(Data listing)
— Begin —

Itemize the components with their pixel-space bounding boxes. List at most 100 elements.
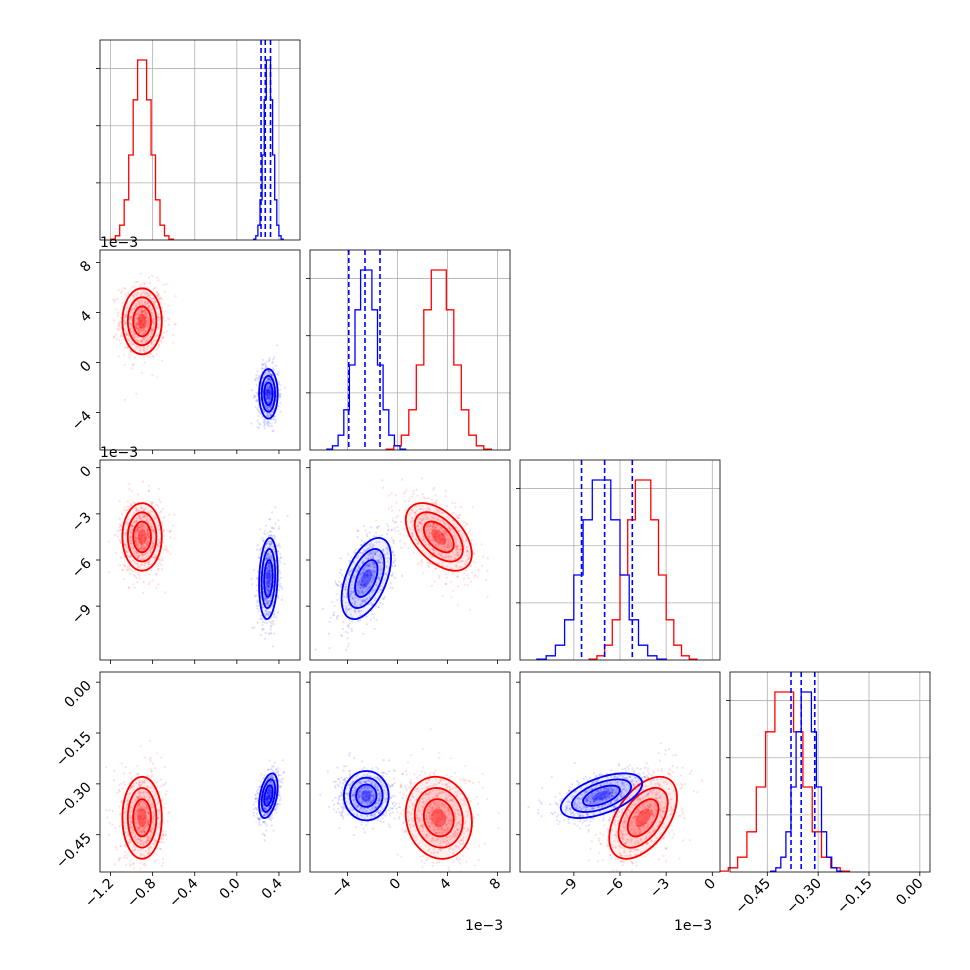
- scatter-point: [131, 882, 133, 884]
- scatter-point: [265, 407, 268, 410]
- scatter-point: [168, 318, 171, 321]
- scatter-point: [442, 530, 445, 533]
- scatter-point: [123, 816, 127, 819]
- scatter-point: [333, 611, 336, 614]
- scatter-point: [113, 301, 116, 304]
- scatter-point: [260, 367, 263, 370]
- scatter-point: [140, 539, 143, 543]
- scatter-point: [268, 573, 271, 576]
- scatter-point: [144, 341, 147, 344]
- scatter-point: [358, 579, 361, 582]
- scatter-point: [266, 553, 269, 556]
- scatter-point: [454, 544, 457, 547]
- scatter-point: [265, 372, 268, 375]
- scatter-point: [267, 571, 271, 574]
- scatter-point: [126, 295, 129, 298]
- scatter-point: [154, 286, 157, 289]
- scatter-point: [353, 550, 356, 554]
- scatter-point: [340, 573, 343, 577]
- scatter-point: [433, 539, 436, 543]
- hist-frame-1: [309, 249, 511, 451]
- scatter-point: [138, 526, 141, 529]
- scatter-point: [265, 393, 268, 396]
- scatter-point: [454, 513, 458, 517]
- scatter-point: [271, 527, 274, 530]
- scatter-point: [135, 822, 138, 825]
- scatter-point: [156, 797, 159, 800]
- scatter-point: [142, 332, 146, 335]
- scatter-point: [163, 515, 166, 518]
- scatter-point: [366, 573, 369, 577]
- scatter-point: [466, 549, 469, 552]
- scatter-point: [267, 422, 270, 425]
- scatter-point: [443, 543, 446, 546]
- scatter-point: [359, 573, 362, 576]
- scatter-point: [364, 590, 367, 593]
- scatter-point: [264, 598, 267, 601]
- scatter-point: [456, 575, 459, 579]
- scatter-point: [133, 285, 136, 288]
- scatter-point: [434, 538, 437, 541]
- scatter-point: [453, 522, 456, 525]
- scatter-point: [130, 542, 133, 545]
- scatter-point: [266, 582, 269, 585]
- scatter-point: [270, 392, 273, 395]
- scatter-point: [451, 550, 454, 554]
- scatter-point: [455, 564, 458, 567]
- scatter-point: [262, 627, 265, 630]
- scatter-point: [153, 516, 156, 519]
- scatter-point: [265, 360, 269, 363]
- scatter-point: [421, 514, 424, 517]
- scatter-point: [277, 544, 280, 547]
- scatter-point: [372, 589, 375, 592]
- scatter-point: [387, 525, 390, 528]
- scatter-point: [377, 578, 380, 581]
- scatter-point: [137, 327, 140, 331]
- scatter-point: [444, 523, 447, 527]
- scatter-point: [154, 556, 157, 559]
- scatter-point: [136, 330, 140, 333]
- scatter-point: [422, 517, 425, 520]
- scatter-point: [140, 525, 143, 529]
- scatter-point: [261, 416, 264, 419]
- scatter-point: [147, 318, 150, 321]
- scatter-point: [139, 534, 142, 537]
- scatter-point: [170, 529, 173, 532]
- scatter-point: [358, 586, 361, 589]
- scatter-point: [355, 596, 358, 600]
- scatter-point: [433, 510, 436, 513]
- scatter-point: [364, 577, 367, 580]
- scatter-point: [136, 556, 139, 559]
- scatter-point: [344, 601, 347, 604]
- scatter-point: [425, 508, 428, 511]
- scatter-point: [423, 514, 426, 517]
- scatter-point: [143, 350, 146, 353]
- scatter-point: [251, 626, 254, 630]
- scatter-point: [419, 521, 422, 524]
- scatter-point: [447, 540, 451, 544]
- scatter-point: [140, 542, 143, 545]
- scatter-point: [139, 876, 141, 878]
- scatter-point: [266, 576, 269, 580]
- scatter-point: [349, 570, 352, 573]
- scatter-point: [137, 292, 140, 295]
- scatter-point: [267, 396, 270, 399]
- scatter-point: [137, 533, 141, 536]
- scatter-point: [279, 393, 282, 396]
- scatter-point: [373, 553, 376, 556]
- scatter-point: [143, 309, 146, 312]
- scatter-point: [168, 530, 172, 533]
- scatter-point: [377, 605, 380, 609]
- scatter-point: [440, 547, 443, 550]
- scatter-point: [384, 572, 387, 576]
- scatter-point: [361, 543, 364, 546]
- scatter-point: [115, 551, 118, 555]
- scatter-point: [125, 333, 128, 336]
- scatter-point: [162, 548, 166, 551]
- scatter-point: [140, 854, 143, 857]
- scatter-point: [371, 603, 374, 606]
- scatter-point: [118, 783, 121, 787]
- scatter-point: [134, 799, 137, 803]
- scatter-point: [137, 554, 140, 558]
- scatter-point: [274, 506, 277, 509]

— End —

Copy every line of the listing above word for word, leaving out the pictures.

Itemize the components with their pixel-space bounding boxes. List at most 100 elements.
- scatter-point: [131, 882, 133, 884]
- scatter-point: [265, 407, 268, 410]
- scatter-point: [168, 318, 171, 321]
- scatter-point: [442, 530, 445, 533]
- scatter-point: [123, 816, 127, 819]
- scatter-point: [333, 611, 336, 614]
- scatter-point: [113, 301, 116, 304]
- scatter-point: [260, 367, 263, 370]
- scatter-point: [140, 539, 143, 543]
- scatter-point: [268, 573, 271, 576]
- scatter-point: [144, 341, 147, 344]
- scatter-point: [358, 579, 361, 582]
- scatter-point: [266, 553, 269, 556]
- scatter-point: [454, 544, 457, 547]
- scatter-point: [265, 372, 268, 375]
- scatter-point: [267, 571, 271, 574]
- scatter-point: [126, 295, 129, 298]
- scatter-point: [154, 286, 157, 289]
- scatter-point: [353, 550, 356, 554]
- scatter-point: [340, 573, 343, 577]
- scatter-point: [433, 539, 436, 543]
- hist-frame-1: [309, 249, 511, 451]
- scatter-point: [138, 526, 141, 529]
- scatter-point: [265, 393, 268, 396]
- scatter-point: [454, 513, 458, 517]
- scatter-point: [271, 527, 274, 530]
- scatter-point: [135, 822, 138, 825]
- scatter-point: [156, 797, 159, 800]
- scatter-point: [142, 332, 146, 335]
- scatter-point: [163, 515, 166, 518]
- scatter-point: [366, 573, 369, 577]
- scatter-point: [466, 549, 469, 552]
- scatter-point: [267, 422, 270, 425]
- scatter-point: [443, 543, 446, 546]
- scatter-point: [359, 573, 362, 576]
- scatter-point: [364, 590, 367, 593]
- scatter-point: [264, 598, 267, 601]
- scatter-point: [456, 575, 459, 579]
- scatter-point: [133, 285, 136, 288]
- scatter-point: [434, 538, 437, 541]
- scatter-point: [453, 522, 456, 525]
- scatter-point: [130, 542, 133, 545]
- scatter-point: [266, 582, 269, 585]
- scatter-point: [270, 392, 273, 395]
- scatter-point: [451, 550, 454, 554]
- scatter-point: [455, 564, 458, 567]
- scatter-point: [262, 627, 265, 630]
- scatter-point: [153, 516, 156, 519]
- scatter-point: [265, 360, 269, 363]
- scatter-point: [421, 514, 424, 517]
- scatter-point: [277, 544, 280, 547]
- scatter-point: [372, 589, 375, 592]
- scatter-point: [387, 525, 390, 528]
- scatter-point: [377, 578, 380, 581]
- scatter-point: [137, 327, 140, 331]
- scatter-point: [444, 523, 447, 527]
- scatter-point: [154, 556, 157, 559]
- scatter-point: [136, 330, 140, 333]
- scatter-point: [422, 517, 425, 520]
- scatter-point: [140, 525, 143, 529]
- scatter-point: [261, 416, 264, 419]
- scatter-point: [147, 318, 150, 321]
- scatter-point: [139, 534, 142, 537]
- scatter-point: [170, 529, 173, 532]
- scatter-point: [358, 586, 361, 589]
- scatter-point: [355, 596, 358, 600]
- scatter-point: [433, 510, 436, 513]
- scatter-point: [364, 577, 367, 580]
- scatter-point: [136, 556, 139, 559]
- scatter-point: [344, 601, 347, 604]
- scatter-point: [425, 508, 428, 511]
- scatter-point: [423, 514, 426, 517]
- scatter-point: [143, 350, 146, 353]
- scatter-point: [251, 626, 254, 630]
- scatter-point: [419, 521, 422, 524]
- scatter-point: [447, 540, 451, 544]
- scatter-point: [140, 542, 143, 545]
- scatter-point: [139, 876, 141, 878]
- scatter-point: [266, 576, 269, 580]
- scatter-point: [349, 570, 352, 573]
- scatter-point: [137, 292, 140, 295]
- scatter-point: [267, 396, 270, 399]
- scatter-point: [137, 533, 141, 536]
- scatter-point: [279, 393, 282, 396]
- scatter-point: [373, 553, 376, 556]
- scatter-point: [143, 309, 146, 312]
- scatter-point: [168, 530, 172, 533]
- scatter-point: [377, 605, 380, 609]
- scatter-point: [440, 547, 443, 550]
- scatter-point: [384, 572, 387, 576]
- scatter-point: [361, 543, 364, 546]
- scatter-point: [115, 551, 118, 555]
- scatter-point: [125, 333, 128, 336]
- scatter-point: [162, 548, 166, 551]
- scatter-point: [140, 854, 143, 857]
- scatter-point: [371, 603, 374, 606]
- scatter-point: [118, 783, 121, 787]
- scatter-point: [134, 799, 137, 803]
- scatter-point: [137, 554, 140, 558]
- scatter-point: [274, 506, 277, 509]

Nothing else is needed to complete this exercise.